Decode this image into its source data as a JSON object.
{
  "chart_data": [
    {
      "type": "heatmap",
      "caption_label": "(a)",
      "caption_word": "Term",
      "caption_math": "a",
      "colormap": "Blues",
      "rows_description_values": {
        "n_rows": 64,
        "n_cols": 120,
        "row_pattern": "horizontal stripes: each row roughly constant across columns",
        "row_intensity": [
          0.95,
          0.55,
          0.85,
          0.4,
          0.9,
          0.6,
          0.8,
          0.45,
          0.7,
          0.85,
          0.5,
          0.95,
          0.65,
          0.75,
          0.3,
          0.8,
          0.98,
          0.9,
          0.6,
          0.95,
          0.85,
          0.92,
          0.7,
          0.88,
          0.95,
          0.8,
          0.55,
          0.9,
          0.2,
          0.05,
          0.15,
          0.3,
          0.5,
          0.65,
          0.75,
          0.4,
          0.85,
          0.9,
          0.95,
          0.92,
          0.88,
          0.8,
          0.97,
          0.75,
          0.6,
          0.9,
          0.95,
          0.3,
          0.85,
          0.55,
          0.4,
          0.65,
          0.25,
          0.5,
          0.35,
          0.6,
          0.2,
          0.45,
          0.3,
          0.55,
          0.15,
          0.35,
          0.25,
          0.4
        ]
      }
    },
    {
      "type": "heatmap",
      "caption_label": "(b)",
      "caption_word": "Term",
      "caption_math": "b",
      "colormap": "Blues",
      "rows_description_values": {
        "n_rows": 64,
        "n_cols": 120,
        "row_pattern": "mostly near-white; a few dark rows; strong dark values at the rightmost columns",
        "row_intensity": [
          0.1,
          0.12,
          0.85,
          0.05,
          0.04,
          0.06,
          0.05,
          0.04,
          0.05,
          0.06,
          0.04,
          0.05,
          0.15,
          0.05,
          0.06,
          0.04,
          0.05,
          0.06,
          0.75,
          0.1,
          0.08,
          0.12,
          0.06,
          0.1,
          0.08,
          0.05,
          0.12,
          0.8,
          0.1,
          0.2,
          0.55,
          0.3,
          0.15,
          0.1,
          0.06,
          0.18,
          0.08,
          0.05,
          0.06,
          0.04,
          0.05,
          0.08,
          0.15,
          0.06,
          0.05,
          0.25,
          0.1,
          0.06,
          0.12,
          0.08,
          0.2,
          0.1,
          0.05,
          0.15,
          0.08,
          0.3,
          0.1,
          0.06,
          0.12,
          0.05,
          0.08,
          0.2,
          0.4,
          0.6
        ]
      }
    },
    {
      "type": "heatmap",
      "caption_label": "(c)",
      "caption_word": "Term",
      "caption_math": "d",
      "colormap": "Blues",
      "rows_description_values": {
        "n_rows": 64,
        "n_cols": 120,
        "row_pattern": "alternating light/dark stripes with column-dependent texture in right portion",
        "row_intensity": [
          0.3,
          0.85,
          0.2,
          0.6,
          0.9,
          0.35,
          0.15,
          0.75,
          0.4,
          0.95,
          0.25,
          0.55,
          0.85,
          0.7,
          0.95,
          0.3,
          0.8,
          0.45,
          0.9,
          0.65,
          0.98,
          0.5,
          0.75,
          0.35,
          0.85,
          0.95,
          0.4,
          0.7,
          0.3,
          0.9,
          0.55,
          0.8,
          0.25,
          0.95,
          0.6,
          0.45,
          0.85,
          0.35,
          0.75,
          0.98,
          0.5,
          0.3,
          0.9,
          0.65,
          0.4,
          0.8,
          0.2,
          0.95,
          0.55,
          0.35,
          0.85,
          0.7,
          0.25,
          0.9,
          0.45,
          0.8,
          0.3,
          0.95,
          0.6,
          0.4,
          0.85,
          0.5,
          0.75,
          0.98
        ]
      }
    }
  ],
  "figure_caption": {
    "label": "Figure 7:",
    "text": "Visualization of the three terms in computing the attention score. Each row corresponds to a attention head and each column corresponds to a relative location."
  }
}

━━━━━━━━━━━━━━━━

Extract all of the data shown above and repeat it verbatim.

Worked answer:
Decode this image into its source data as a JSON object.
{
  "chart_data": [
    {
      "type": "heatmap",
      "caption_label": "(a)",
      "caption_word": "Term",
      "caption_math": "a",
      "colormap": "Blues",
      "rows_description_values": {
        "n_rows": 64,
        "n_cols": 120,
        "row_pattern": "horizontal stripes: each row roughly constant across columns",
        "row_intensity": [
          0.95,
          0.55,
          0.85,
          0.4,
          0.9,
          0.6,
          0.8,
          0.45,
          0.7,
          0.85,
          0.5,
          0.95,
          0.65,
          0.75,
          0.3,
          0.8,
          0.98,
          0.9,
          0.6,
          0.95,
          0.85,
          0.92,
          0.7,
          0.88,
          0.95,
          0.8,
          0.55,
          0.9,
          0.2,
          0.05,
          0.15,
          0.3,
          0.5,
          0.65,
          0.75,
          0.4,
          0.85,
          0.9,
          0.95,
          0.92,
          0.88,
          0.8,
          0.97,
          0.75,
          0.6,
          0.9,
          0.95,
          0.3,
          0.85,
          0.55,
          0.4,
          0.65,
          0.25,
          0.5,
          0.35,
          0.6,
          0.2,
          0.45,
          0.3,
          0.55,
          0.15,
          0.35,
          0.25,
          0.4
        ]
      }
    },
    {
      "type": "heatmap",
      "caption_label": "(b)",
      "caption_word": "Term",
      "caption_math": "b",
      "colormap": "Blues",
      "rows_description_values": {
        "n_rows": 64,
        "n_cols": 120,
        "row_pattern": "mostly near-white; a few dark rows; strong dark values at the rightmost columns",
        "row_intensity": [
          0.1,
          0.12,
          0.85,
          0.05,
          0.04,
          0.06,
          0.05,
          0.04,
          0.05,
          0.06,
          0.04,
          0.05,
          0.15,
          0.05,
          0.06,
          0.04,
          0.05,
          0.06,
          0.75,
          0.1,
          0.08,
          0.12,
          0.06,
          0.1,
          0.08,
          0.05,
          0.12,
          0.8,
          0.1,
          0.2,
          0.55,
          0.3,
          0.15,
          0.1,
          0.06,
          0.18,
          0.08,
          0.05,
          0.06,
          0.04,
          0.05,
          0.08,
          0.15,
          0.06,
          0.05,
          0.25,
          0.1,
          0.06,
          0.12,
          0.08,
          0.2,
          0.1,
          0.05,
          0.15,
          0.08,
          0.3,
          0.1,
          0.06,
          0.12,
          0.05,
          0.08,
          0.2,
          0.4,
          0.6
        ]
      }
    },
    {
      "type": "heatmap",
      "caption_label": "(c)",
      "caption_word": "Term",
      "caption_math": "d",
      "colormap": "Blues",
      "rows_description_values": {
        "n_rows": 64,
        "n_cols": 120,
        "row_pattern": "alternating light/dark stripes with column-dependent texture in right portion",
        "row_intensity": [
          0.3,
          0.85,
          0.2,
          0.6,
          0.9,
          0.35,
          0.15,
          0.75,
          0.4,
          0.95,
          0.25,
          0.55,
          0.85,
          0.7,
          0.95,
          0.3,
          0.8,
          0.45,
          0.9,
          0.65,
          0.98,
          0.5,
          0.75,
          0.35,
          0.85,
          0.95,
          0.4,
          0.7,
          0.3,
          0.9,
          0.55,
          0.8,
          0.25,
          0.95,
          0.6,
          0.45,
          0.85,
          0.35,
          0.75,
          0.98,
          0.5,
          0.3,
          0.9,
          0.65,
          0.4,
          0.8,
          0.2,
          0.95,
          0.55,
          0.35,
          0.85,
          0.7,
          0.25,
          0.9,
          0.45,
          0.8,
          0.3,
          0.95,
          0.6,
          0.4,
          0.85,
          0.5,
          0.75,
          0.98
        ]
      }
    }
  ],
  "figure_caption": {
    "label": "Figure 7:",
    "text": "Visualization of the three terms in computing the attention score. Each row corresponds to a attention head and each column corresponds to a relative location."
  }
}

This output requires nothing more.